→ **Goal**
Lines containing the word "Normal" are to be located and copied.

Records from a collection:
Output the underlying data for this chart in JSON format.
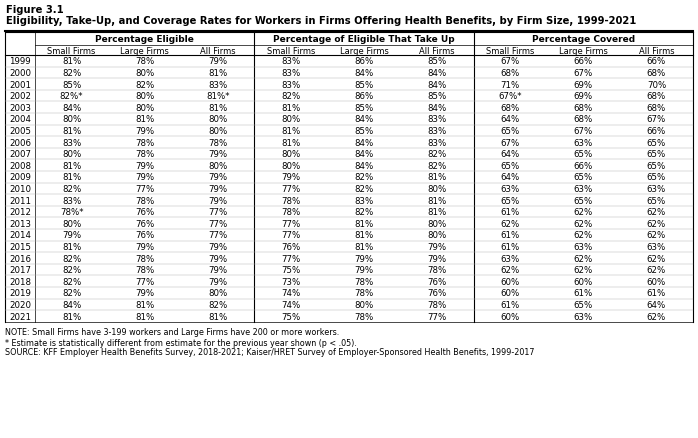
{
  "figure_label": "Figure 3.1",
  "title": "Eligibility, Take-Up, and Coverage Rates for Workers in Firms Offering Health Benefits, by Firm Size, 1999-2021",
  "years": [
    1999,
    2000,
    2001,
    2002,
    2003,
    2004,
    2005,
    2006,
    2007,
    2008,
    2009,
    2010,
    2011,
    2012,
    2013,
    2014,
    2015,
    2016,
    2017,
    2018,
    2019,
    2020,
    2021
  ],
  "data": {
    "eligible_small": [
      "81%",
      "82%",
      "85%",
      "82%*",
      "84%",
      "80%",
      "81%",
      "83%",
      "80%",
      "81%",
      "81%",
      "82%",
      "83%",
      "78%*",
      "80%",
      "79%",
      "81%",
      "82%",
      "82%",
      "82%",
      "82%",
      "84%",
      "81%"
    ],
    "eligible_large": [
      "78%",
      "80%",
      "82%",
      "80%",
      "80%",
      "81%",
      "79%",
      "78%",
      "78%",
      "79%",
      "79%",
      "77%",
      "78%",
      "76%",
      "76%",
      "76%",
      "79%",
      "78%",
      "78%",
      "77%",
      "79%",
      "81%",
      "81%"
    ],
    "eligible_all": [
      "79%",
      "81%",
      "83%",
      "81%*",
      "81%",
      "80%",
      "80%",
      "78%",
      "79%",
      "80%",
      "79%",
      "79%",
      "79%",
      "77%",
      "77%",
      "77%",
      "79%",
      "79%",
      "79%",
      "79%",
      "80%",
      "82%",
      "81%"
    ],
    "takeup_small": [
      "83%",
      "83%",
      "83%",
      "82%",
      "81%",
      "80%",
      "81%",
      "81%",
      "80%",
      "80%",
      "79%",
      "77%",
      "78%",
      "78%",
      "77%",
      "77%",
      "76%",
      "77%",
      "75%",
      "73%",
      "74%",
      "74%",
      "75%"
    ],
    "takeup_large": [
      "86%",
      "84%",
      "85%",
      "86%",
      "85%",
      "84%",
      "85%",
      "84%",
      "84%",
      "84%",
      "82%",
      "82%",
      "83%",
      "82%",
      "81%",
      "81%",
      "81%",
      "79%",
      "79%",
      "78%",
      "78%",
      "80%",
      "78%"
    ],
    "takeup_all": [
      "85%",
      "84%",
      "84%",
      "85%",
      "84%",
      "83%",
      "83%",
      "83%",
      "82%",
      "82%",
      "81%",
      "80%",
      "81%",
      "81%",
      "80%",
      "80%",
      "79%",
      "79%",
      "78%",
      "76%",
      "76%",
      "78%",
      "77%"
    ],
    "covered_small": [
      "67%",
      "68%",
      "71%",
      "67%*",
      "68%",
      "64%",
      "65%",
      "67%",
      "64%",
      "65%",
      "64%",
      "63%",
      "65%",
      "61%",
      "62%",
      "61%",
      "61%",
      "63%",
      "62%",
      "60%",
      "60%",
      "61%",
      "60%"
    ],
    "covered_large": [
      "66%",
      "67%",
      "69%",
      "69%",
      "68%",
      "68%",
      "67%",
      "63%",
      "65%",
      "66%",
      "65%",
      "63%",
      "65%",
      "62%",
      "62%",
      "62%",
      "63%",
      "62%",
      "62%",
      "60%",
      "61%",
      "65%",
      "63%"
    ],
    "covered_all": [
      "66%",
      "68%",
      "70%",
      "68%",
      "68%",
      "67%",
      "66%",
      "65%",
      "65%",
      "65%",
      "65%",
      "63%",
      "65%",
      "62%",
      "62%",
      "62%",
      "63%",
      "62%",
      "62%",
      "60%",
      "61%",
      "64%",
      "62%"
    ]
  },
  "note": "NOTE: Small Firms have 3-199 workers and Large Firms have 200 or more workers.",
  "footnote": "* Estimate is statistically different from estimate for the previous year shown (p < .05).",
  "source": "SOURCE: KFF Employer Health Benefits Survey, 2018-2021; Kaiser/HRET Survey of Employer-Sponsored Health Benefits, 1999-2017",
  "bg_color": "#ffffff",
  "text_color": "#000000"
}
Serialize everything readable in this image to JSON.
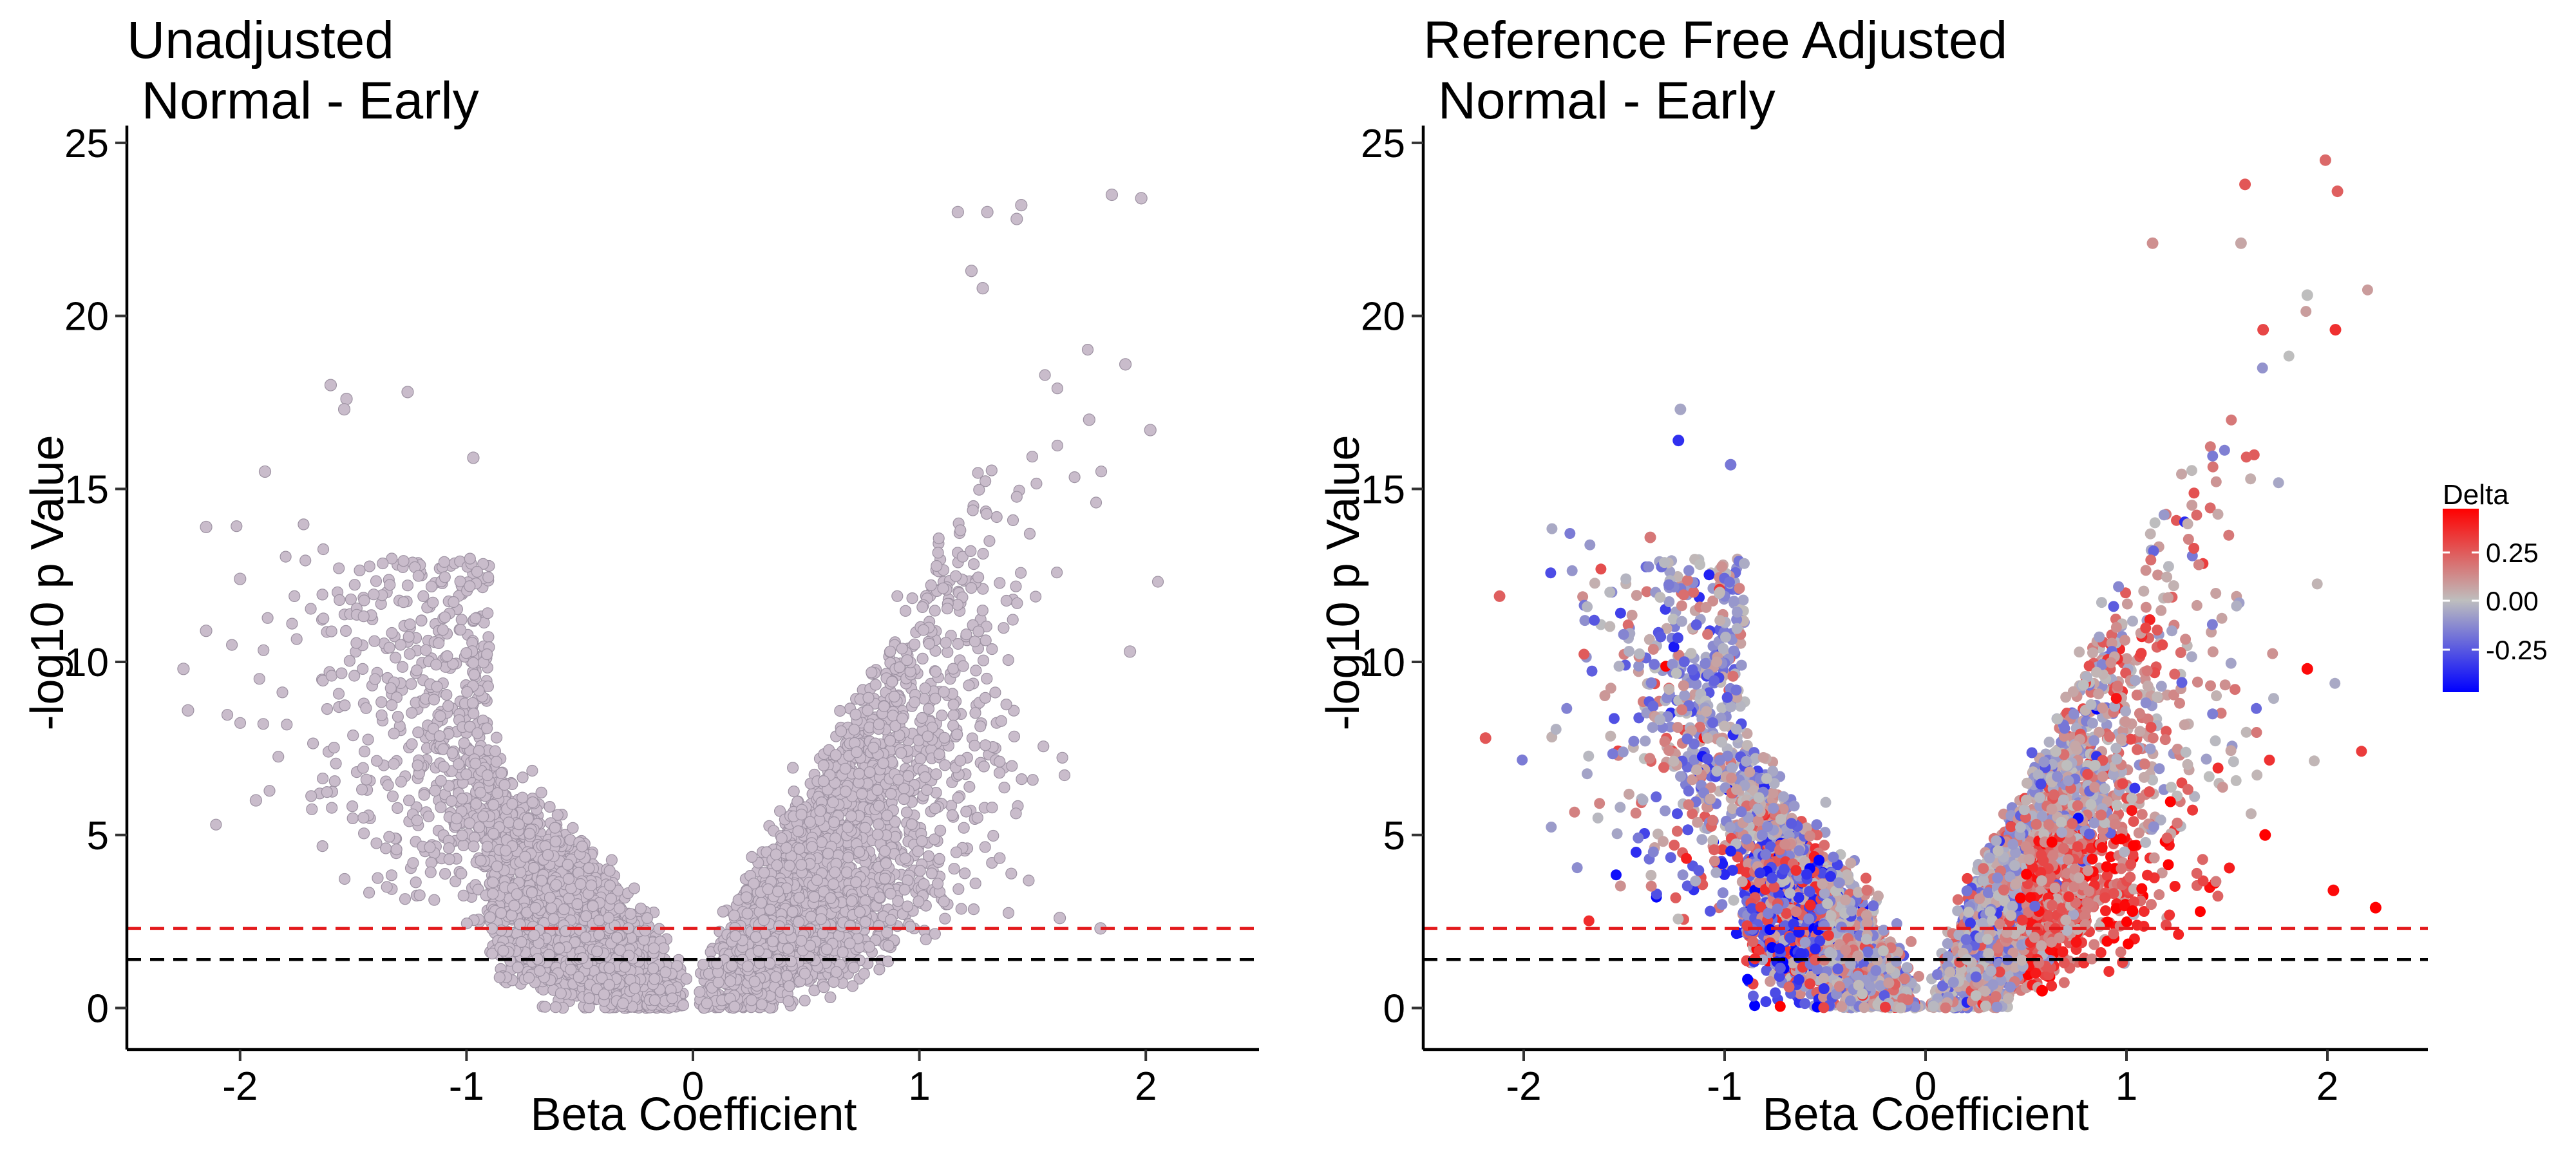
{
  "figure": {
    "panels": [
      {
        "title_line1": "Unadjusted",
        "title_line2": " Normal - Early",
        "xlabel": "Beta Coefficient",
        "ylabel": "-log10 p Value"
      },
      {
        "title_line1": "Reference Free Adjusted",
        "title_line2": " Normal - Early",
        "xlabel": "Beta Coefficient",
        "ylabel": "-log10 p Value"
      }
    ],
    "legend": {
      "title": "Delta",
      "labels": [
        "0.25",
        "0.00",
        "-0.25"
      ]
    }
  },
  "chart_data": [
    {
      "type": "scatter",
      "title": "Unadjusted\n Normal - Early",
      "xlabel": "Beta Coefficient",
      "ylabel": "-log10 p Value",
      "xlim": [
        -2.5,
        2.5
      ],
      "ylim": [
        -1.2,
        25.5
      ],
      "x_ticks": [
        -2,
        -1,
        0,
        1,
        2
      ],
      "y_ticks": [
        0,
        5,
        10,
        15,
        20,
        25
      ],
      "grid": false,
      "point_color": "#C9BCCB",
      "point_stroke": "#9E93A3",
      "hlines": [
        {
          "y": 2.3,
          "color": "#E31A1C",
          "style": "dashed"
        },
        {
          "y": 1.4,
          "color": "#000000",
          "style": "dashed"
        }
      ],
      "highlight_points": [
        {
          "x": 1.85,
          "y": 23.5
        },
        {
          "x": 1.98,
          "y": 23.4
        },
        {
          "x": 1.45,
          "y": 23.2
        },
        {
          "x": 1.3,
          "y": 23.0
        },
        {
          "x": 1.43,
          "y": 22.8
        },
        {
          "x": 1.17,
          "y": 23.0
        },
        {
          "x": 1.23,
          "y": 21.3
        },
        {
          "x": 1.28,
          "y": 20.8
        },
        {
          "x": 1.91,
          "y": 18.6
        },
        {
          "x": 2.02,
          "y": 16.7
        },
        {
          "x": 1.75,
          "y": 17.0
        },
        {
          "x": -1.6,
          "y": 18.0
        },
        {
          "x": -1.53,
          "y": 17.6
        },
        {
          "x": -1.54,
          "y": 17.3
        },
        {
          "x": -1.26,
          "y": 17.8
        },
        {
          "x": -0.97,
          "y": 15.9
        },
        {
          "x": -1.89,
          "y": 15.5
        },
        {
          "x": -2.15,
          "y": 13.9
        },
        {
          "x": -2.0,
          "y": 12.4
        },
        {
          "x": -2.15,
          "y": 10.9
        },
        {
          "x": -2.25,
          "y": 9.8
        },
        {
          "x": -2.23,
          "y": 8.6
        },
        {
          "x": -1.93,
          "y": 6.0
        },
        {
          "x": 1.93,
          "y": 10.3
        },
        {
          "x": 1.8,
          "y": 2.3
        },
        {
          "x": 1.62,
          "y": 2.6
        }
      ]
    },
    {
      "type": "scatter",
      "title": "Reference Free Adjusted\n Normal - Early",
      "xlabel": "Beta Coefficient",
      "ylabel": "-log10 p Value",
      "xlim": [
        -2.5,
        2.5
      ],
      "ylim": [
        -1.2,
        25.5
      ],
      "x_ticks": [
        -2,
        -1,
        0,
        1,
        2
      ],
      "y_ticks": [
        0,
        5,
        10,
        15,
        20,
        25
      ],
      "grid": false,
      "color_scale": {
        "variable": "Delta",
        "low": "#0000FF",
        "mid": "#BEBEBE",
        "high": "#FF0000",
        "domain": [
          -0.4,
          0.4
        ],
        "ticks": [
          -0.25,
          0.0,
          0.25
        ]
      },
      "hlines": [
        {
          "y": 2.3,
          "color": "#E31A1C",
          "style": "dashed"
        },
        {
          "y": 1.4,
          "color": "#000000",
          "style": "dashed"
        }
      ],
      "highlight_points": [
        {
          "x": 1.99,
          "y": 24.5,
          "delta": 0.18
        },
        {
          "x": 2.05,
          "y": 23.6,
          "delta": 0.2
        },
        {
          "x": 1.59,
          "y": 23.8,
          "delta": 0.22
        },
        {
          "x": 1.57,
          "y": 22.1,
          "delta": 0.05
        },
        {
          "x": 1.13,
          "y": 22.1,
          "delta": 0.1
        },
        {
          "x": 2.04,
          "y": 19.6,
          "delta": 0.3
        },
        {
          "x": 1.9,
          "y": 20.6,
          "delta": 0.0
        },
        {
          "x": 1.68,
          "y": 19.6,
          "delta": 0.25
        },
        {
          "x": 2.03,
          "y": 3.4,
          "delta": 0.38
        },
        {
          "x": 2.24,
          "y": 2.9,
          "delta": 0.4
        },
        {
          "x": 1.9,
          "y": 9.8,
          "delta": 0.38
        },
        {
          "x": 1.69,
          "y": 5.0,
          "delta": 0.4
        },
        {
          "x": -1.22,
          "y": 17.3,
          "delta": -0.05
        },
        {
          "x": -1.23,
          "y": 16.4,
          "delta": -0.3
        },
        {
          "x": -0.97,
          "y": 15.7,
          "delta": -0.15
        },
        {
          "x": -1.37,
          "y": 13.6,
          "delta": 0.15
        },
        {
          "x": -2.12,
          "y": 11.9,
          "delta": 0.2
        },
        {
          "x": -2.19,
          "y": 7.8,
          "delta": 0.22
        },
        {
          "x": -0.63,
          "y": 2.2,
          "delta": -0.35
        },
        {
          "x": 0.58,
          "y": 0.5,
          "delta": 0.4
        },
        {
          "x": 1.03,
          "y": 2.8,
          "delta": 0.42
        }
      ]
    }
  ]
}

→ **Response below**
        "title_line2": " Normal - Early",
        "title_line2": " Normal - Early",
      "title": "Unadjusted\n Normal - Early",
      "title": "Reference Free Adjusted\n Normal - Early",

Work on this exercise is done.